▸ **Problem**: Every line below must be reproduced exactly. Copy them all.

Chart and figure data

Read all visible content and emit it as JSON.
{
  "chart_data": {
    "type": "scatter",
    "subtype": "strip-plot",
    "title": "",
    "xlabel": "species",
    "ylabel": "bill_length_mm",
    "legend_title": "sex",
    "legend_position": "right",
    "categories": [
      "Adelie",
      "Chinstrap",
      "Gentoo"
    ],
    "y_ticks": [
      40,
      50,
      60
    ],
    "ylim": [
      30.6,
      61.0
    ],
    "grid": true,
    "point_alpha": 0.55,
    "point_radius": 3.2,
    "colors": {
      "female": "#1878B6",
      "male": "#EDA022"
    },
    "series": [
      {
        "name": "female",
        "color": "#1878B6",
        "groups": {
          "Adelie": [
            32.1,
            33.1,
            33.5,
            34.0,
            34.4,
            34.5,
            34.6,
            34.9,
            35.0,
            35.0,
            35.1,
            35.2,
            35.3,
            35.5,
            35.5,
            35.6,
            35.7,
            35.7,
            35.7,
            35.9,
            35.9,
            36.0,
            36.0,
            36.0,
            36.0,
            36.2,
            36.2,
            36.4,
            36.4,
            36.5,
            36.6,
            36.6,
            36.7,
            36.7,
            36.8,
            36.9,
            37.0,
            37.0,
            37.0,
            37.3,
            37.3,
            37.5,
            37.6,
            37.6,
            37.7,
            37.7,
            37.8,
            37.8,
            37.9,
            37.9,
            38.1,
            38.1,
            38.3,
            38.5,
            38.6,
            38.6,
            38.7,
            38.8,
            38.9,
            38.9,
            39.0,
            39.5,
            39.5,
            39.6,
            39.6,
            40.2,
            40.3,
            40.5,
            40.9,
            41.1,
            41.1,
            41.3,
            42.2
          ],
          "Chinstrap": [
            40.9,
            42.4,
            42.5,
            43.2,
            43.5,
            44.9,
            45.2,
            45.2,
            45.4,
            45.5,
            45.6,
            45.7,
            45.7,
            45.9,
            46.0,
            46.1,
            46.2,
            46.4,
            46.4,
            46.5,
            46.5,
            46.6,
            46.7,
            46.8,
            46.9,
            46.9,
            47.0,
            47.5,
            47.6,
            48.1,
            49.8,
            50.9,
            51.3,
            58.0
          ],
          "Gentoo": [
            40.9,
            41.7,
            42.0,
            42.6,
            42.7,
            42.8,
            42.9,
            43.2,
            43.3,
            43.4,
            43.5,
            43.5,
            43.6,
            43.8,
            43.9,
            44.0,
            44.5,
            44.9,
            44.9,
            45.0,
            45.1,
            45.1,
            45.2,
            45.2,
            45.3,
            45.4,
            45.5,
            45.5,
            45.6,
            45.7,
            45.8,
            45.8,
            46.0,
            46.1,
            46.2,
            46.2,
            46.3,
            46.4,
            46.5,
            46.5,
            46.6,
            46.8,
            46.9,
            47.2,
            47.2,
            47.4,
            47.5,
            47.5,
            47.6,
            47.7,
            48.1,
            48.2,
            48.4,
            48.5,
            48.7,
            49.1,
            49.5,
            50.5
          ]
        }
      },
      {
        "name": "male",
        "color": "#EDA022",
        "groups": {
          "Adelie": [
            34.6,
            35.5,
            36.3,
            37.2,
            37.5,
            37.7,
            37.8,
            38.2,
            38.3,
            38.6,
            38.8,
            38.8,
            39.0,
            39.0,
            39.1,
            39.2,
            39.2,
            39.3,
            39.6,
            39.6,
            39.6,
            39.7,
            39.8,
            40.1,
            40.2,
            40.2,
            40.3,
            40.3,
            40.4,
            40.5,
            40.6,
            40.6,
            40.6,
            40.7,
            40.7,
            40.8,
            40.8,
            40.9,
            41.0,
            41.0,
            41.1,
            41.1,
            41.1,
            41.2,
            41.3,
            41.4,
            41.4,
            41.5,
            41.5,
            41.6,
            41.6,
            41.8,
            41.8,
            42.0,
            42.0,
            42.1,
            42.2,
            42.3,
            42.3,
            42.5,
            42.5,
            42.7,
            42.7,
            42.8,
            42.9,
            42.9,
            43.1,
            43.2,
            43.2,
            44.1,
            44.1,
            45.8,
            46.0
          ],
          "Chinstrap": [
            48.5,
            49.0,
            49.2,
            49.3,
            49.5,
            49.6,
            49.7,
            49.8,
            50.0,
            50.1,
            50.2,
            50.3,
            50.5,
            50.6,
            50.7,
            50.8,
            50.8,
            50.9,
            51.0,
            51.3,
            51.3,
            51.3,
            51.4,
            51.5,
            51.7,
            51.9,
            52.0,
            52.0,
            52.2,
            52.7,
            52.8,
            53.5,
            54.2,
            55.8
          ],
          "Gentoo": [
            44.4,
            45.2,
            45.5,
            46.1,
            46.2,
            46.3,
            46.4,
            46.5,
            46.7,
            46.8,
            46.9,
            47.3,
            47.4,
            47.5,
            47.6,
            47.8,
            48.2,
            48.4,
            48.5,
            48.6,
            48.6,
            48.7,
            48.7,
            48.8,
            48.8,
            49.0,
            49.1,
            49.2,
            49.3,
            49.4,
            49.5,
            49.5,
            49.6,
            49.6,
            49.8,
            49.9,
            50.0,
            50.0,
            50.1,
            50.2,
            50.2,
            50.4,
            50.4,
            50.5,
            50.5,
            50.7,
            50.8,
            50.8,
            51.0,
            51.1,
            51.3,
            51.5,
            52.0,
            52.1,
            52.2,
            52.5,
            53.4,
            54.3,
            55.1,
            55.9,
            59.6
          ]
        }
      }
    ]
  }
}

▸ **Answer**:
Read all visible content and emit it as JSON.
{
  "chart_data": {
    "type": "scatter",
    "subtype": "strip-plot",
    "title": "",
    "xlabel": "species",
    "ylabel": "bill_length_mm",
    "legend_title": "sex",
    "legend_position": "right",
    "categories": [
      "Adelie",
      "Chinstrap",
      "Gentoo"
    ],
    "y_ticks": [
      40,
      50,
      60
    ],
    "ylim": [
      30.6,
      61.0
    ],
    "grid": true,
    "point_alpha": 0.55,
    "point_radius": 3.2,
    "colors": {
      "female": "#1878B6",
      "male": "#EDA022"
    },
    "series": [
      {
        "name": "female",
        "color": "#1878B6",
        "groups": {
          "Adelie": [
            32.1,
            33.1,
            33.5,
            34.0,
            34.4,
            34.5,
            34.6,
            34.9,
            35.0,
            35.0,
            35.1,
            35.2,
            35.3,
            35.5,
            35.5,
            35.6,
            35.7,
            35.7,
            35.7,
            35.9,
            35.9,
            36.0,
            36.0,
            36.0,
            36.0,
            36.2,
            36.2,
            36.4,
            36.4,
            36.5,
            36.6,
            36.6,
            36.7,
            36.7,
            36.8,
            36.9,
            37.0,
            37.0,
            37.0,
            37.3,
            37.3,
            37.5,
            37.6,
            37.6,
            37.7,
            37.7,
            37.8,
            37.8,
            37.9,
            37.9,
            38.1,
            38.1,
            38.3,
            38.5,
            38.6,
            38.6,
            38.7,
            38.8,
            38.9,
            38.9,
            39.0,
            39.5,
            39.5,
            39.6,
            39.6,
            40.2,
            40.3,
            40.5,
            40.9,
            41.1,
            41.1,
            41.3,
            42.2
          ],
          "Chinstrap": [
            40.9,
            42.4,
            42.5,
            43.2,
            43.5,
            44.9,
            45.2,
            45.2,
            45.4,
            45.5,
            45.6,
            45.7,
            45.7,
            45.9,
            46.0,
            46.1,
            46.2,
            46.4,
            46.4,
            46.5,
            46.5,
            46.6,
            46.7,
            46.8,
            46.9,
            46.9,
            47.0,
            47.5,
            47.6,
            48.1,
            49.8,
            50.9,
            51.3,
            58.0
          ],
          "Gentoo": [
            40.9,
            41.7,
            42.0,
            42.6,
            42.7,
            42.8,
            42.9,
            43.2,
            43.3,
            43.4,
            43.5,
            43.5,
            43.6,
            43.8,
            43.9,
            44.0,
            44.5,
            44.9,
            44.9,
            45.0,
            45.1,
            45.1,
            45.2,
            45.2,
            45.3,
            45.4,
            45.5,
            45.5,
            45.6,
            45.7,
            45.8,
            45.8,
            46.0,
            46.1,
            46.2,
            46.2,
            46.3,
            46.4,
            46.5,
            46.5,
            46.6,
            46.8,
            46.9,
            47.2,
            47.2,
            47.4,
            47.5,
            47.5,
            47.6,
            47.7,
            48.1,
            48.2,
            48.4,
            48.5,
            48.7,
            49.1,
            49.5,
            50.5
          ]
        }
      },
      {
        "name": "male",
        "color": "#EDA022",
        "groups": {
          "Adelie": [
            34.6,
            35.5,
            36.3,
            37.2,
            37.5,
            37.7,
            37.8,
            38.2,
            38.3,
            38.6,
            38.8,
            38.8,
            39.0,
            39.0,
            39.1,
            39.2,
            39.2,
            39.3,
            39.6,
            39.6,
            39.6,
            39.7,
            39.8,
            40.1,
            40.2,
            40.2,
            40.3,
            40.3,
            40.4,
            40.5,
            40.6,
            40.6,
            40.6,
            40.7,
            40.7,
            40.8,
            40.8,
            40.9,
            41.0,
            41.0,
            41.1,
            41.1,
            41.1,
            41.2,
            41.3,
            41.4,
            41.4,
            41.5,
            41.5,
            41.6,
            41.6,
            41.8,
            41.8,
            42.0,
            42.0,
            42.1,
            42.2,
            42.3,
            42.3,
            42.5,
            42.5,
            42.7,
            42.7,
            42.8,
            42.9,
            42.9,
            43.1,
            43.2,
            43.2,
            44.1,
            44.1,
            45.8,
            46.0
          ],
          "Chinstrap": [
            48.5,
            49.0,
            49.2,
            49.3,
            49.5,
            49.6,
            49.7,
            49.8,
            50.0,
            50.1,
            50.2,
            50.3,
            50.5,
            50.6,
            50.7,
            50.8,
            50.8,
            50.9,
            51.0,
            51.3,
            51.3,
            51.3,
            51.4,
            51.5,
            51.7,
            51.9,
            52.0,
            52.0,
            52.2,
            52.7,
            52.8,
            53.5,
            54.2,
            55.8
          ],
          "Gentoo": [
            44.4,
            45.2,
            45.5,
            46.1,
            46.2,
            46.3,
            46.4,
            46.5,
            46.7,
            46.8,
            46.9,
            47.3,
            47.4,
            47.5,
            47.6,
            47.8,
            48.2,
            48.4,
            48.5,
            48.6,
            48.6,
            48.7,
            48.7,
            48.8,
            48.8,
            49.0,
            49.1,
            49.2,
            49.3,
            49.4,
            49.5,
            49.5,
            49.6,
            49.6,
            49.8,
            49.9,
            50.0,
            50.0,
            50.1,
            50.2,
            50.2,
            50.4,
            50.4,
            50.5,
            50.5,
            50.7,
            50.8,
            50.8,
            51.0,
            51.1,
            51.3,
            51.5,
            52.0,
            52.1,
            52.2,
            52.5,
            53.4,
            54.3,
            55.1,
            55.9,
            59.6
          ]
        }
      }
    ]
  }
}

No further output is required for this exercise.